■ **Given task**
Look through the material below. Copy each line that contains the string "dentaire".

■ **Recorded information**
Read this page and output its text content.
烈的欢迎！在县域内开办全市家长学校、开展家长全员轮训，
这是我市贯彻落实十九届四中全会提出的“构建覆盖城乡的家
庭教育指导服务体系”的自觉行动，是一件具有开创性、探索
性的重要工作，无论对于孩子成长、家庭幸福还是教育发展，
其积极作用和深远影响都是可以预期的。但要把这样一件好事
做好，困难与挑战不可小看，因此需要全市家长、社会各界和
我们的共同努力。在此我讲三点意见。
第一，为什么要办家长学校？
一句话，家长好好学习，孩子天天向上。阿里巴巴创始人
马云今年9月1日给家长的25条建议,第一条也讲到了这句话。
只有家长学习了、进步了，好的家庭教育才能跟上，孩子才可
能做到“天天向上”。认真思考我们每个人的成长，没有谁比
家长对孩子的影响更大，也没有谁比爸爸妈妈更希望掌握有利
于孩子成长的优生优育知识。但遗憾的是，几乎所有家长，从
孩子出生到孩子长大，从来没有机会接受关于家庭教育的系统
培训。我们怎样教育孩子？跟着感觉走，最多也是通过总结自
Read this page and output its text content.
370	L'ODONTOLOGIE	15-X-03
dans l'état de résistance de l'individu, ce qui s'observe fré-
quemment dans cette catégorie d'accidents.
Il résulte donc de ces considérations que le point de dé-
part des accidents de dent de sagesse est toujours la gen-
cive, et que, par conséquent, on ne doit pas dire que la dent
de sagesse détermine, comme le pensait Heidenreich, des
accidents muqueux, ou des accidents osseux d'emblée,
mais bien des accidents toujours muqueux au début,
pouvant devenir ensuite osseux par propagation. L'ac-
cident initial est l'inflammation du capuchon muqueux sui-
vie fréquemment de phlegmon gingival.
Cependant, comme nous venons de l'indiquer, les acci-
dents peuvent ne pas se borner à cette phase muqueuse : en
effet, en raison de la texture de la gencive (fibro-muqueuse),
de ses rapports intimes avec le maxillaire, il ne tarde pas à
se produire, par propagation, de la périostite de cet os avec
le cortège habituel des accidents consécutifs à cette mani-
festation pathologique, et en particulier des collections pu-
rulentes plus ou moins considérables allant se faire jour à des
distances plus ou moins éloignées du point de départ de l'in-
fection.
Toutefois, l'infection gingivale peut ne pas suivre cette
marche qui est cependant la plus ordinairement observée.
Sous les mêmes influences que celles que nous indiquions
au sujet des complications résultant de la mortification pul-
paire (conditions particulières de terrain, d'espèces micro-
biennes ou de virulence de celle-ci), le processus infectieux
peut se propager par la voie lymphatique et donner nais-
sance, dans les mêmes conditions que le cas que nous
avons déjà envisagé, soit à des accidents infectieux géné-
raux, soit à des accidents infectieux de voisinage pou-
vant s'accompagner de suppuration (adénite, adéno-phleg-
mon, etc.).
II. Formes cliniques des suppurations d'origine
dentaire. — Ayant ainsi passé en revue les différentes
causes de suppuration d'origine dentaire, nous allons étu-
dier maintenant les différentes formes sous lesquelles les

■ **Written reply**
dentaire. — Ayant ainsi passé en revue les différentes
causes de suppuration d'origine dentaire, nous allons étu-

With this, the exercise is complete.